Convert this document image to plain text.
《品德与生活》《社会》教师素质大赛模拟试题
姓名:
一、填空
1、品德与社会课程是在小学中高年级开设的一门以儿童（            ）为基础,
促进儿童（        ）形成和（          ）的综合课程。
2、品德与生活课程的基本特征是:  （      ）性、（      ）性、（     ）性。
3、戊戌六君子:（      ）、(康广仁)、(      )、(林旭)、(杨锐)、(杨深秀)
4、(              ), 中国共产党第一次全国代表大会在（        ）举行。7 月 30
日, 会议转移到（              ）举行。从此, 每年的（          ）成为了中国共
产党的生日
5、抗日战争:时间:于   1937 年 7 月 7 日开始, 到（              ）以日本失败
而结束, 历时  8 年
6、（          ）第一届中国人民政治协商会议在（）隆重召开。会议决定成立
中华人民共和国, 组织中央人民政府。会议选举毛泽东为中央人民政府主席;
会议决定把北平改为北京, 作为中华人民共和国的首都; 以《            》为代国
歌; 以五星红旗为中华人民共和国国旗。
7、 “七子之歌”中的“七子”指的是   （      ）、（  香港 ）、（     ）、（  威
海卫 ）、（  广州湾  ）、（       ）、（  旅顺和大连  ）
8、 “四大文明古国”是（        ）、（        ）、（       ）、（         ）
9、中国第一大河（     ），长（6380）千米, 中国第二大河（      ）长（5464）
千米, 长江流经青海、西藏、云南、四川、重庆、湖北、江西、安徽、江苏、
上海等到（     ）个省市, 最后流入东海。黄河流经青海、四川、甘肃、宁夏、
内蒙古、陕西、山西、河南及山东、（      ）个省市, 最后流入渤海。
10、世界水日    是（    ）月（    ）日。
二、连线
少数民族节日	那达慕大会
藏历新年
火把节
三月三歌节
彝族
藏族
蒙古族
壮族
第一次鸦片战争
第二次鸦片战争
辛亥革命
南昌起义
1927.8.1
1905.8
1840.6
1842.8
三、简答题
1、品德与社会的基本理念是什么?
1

The problem:
Make an exact copy of the material above.

Response to the task:
Convert this document image to plain text.
《品德与生活》《社会》教师素质大赛模拟试题
姓名:
一、填空
1、品德与社会课程是在小学中高年级开设的一门以儿童（            ）为基础,
促进儿童（        ）形成和（          ）的综合课程。
2、品德与生活课程的基本特征是:  （      ）性、（      ）性、（     ）性。
3、戊戌六君子:（      ）、(康广仁)、(      )、(林旭)、(杨锐)、(杨深秀)
4、(              ), 中国共产党第一次全国代表大会在（        ）举行。7 月 30
日, 会议转移到（              ）举行。从此, 每年的（          ）成为了中国共
产党的生日
5、抗日战争:时间:于   1937 年 7 月 7 日开始, 到（              ）以日本失败
而结束, 历时  8 年
6、（          ）第一届中国人民政治协商会议在（）隆重召开。会议决定成立
中华人民共和国, 组织中央人民政府。会议选举毛泽东为中央人民政府主席;
会议决定把北平改为北京, 作为中华人民共和国的首都; 以《            》为代国
歌; 以五星红旗为中华人民共和国国旗。
7、 “七子之歌”中的“七子”指的是   （      ）、（  香港 ）、（     ）、（  威
海卫 ）、（  广州湾  ）、（       ）、（  旅顺和大连  ）
8、 “四大文明古国”是（        ）、（        ）、（       ）、（         ）
9、中国第一大河（     ），长（6380）千米, 中国第二大河（      ）长（5464）
千米, 长江流经青海、西藏、云南、四川、重庆、湖北、江西、安徽、江苏、
上海等到（     ）个省市, 最后流入东海。黄河流经青海、四川、甘肃、宁夏、
内蒙古、陕西、山西、河南及山东、（      ）个省市, 最后流入渤海。
10、世界水日    是（    ）月（    ）日。
二、连线
少数民族节日	那达慕大会
藏历新年
火把节
三月三歌节
彝族
藏族
蒙古族
壮族
第一次鸦片战争
第二次鸦片战争
辛亥革命
南昌起义
1927.8.1
1905.8
1840.6
1842.8
三、简答题
1、品德与社会的基本理念是什么?
1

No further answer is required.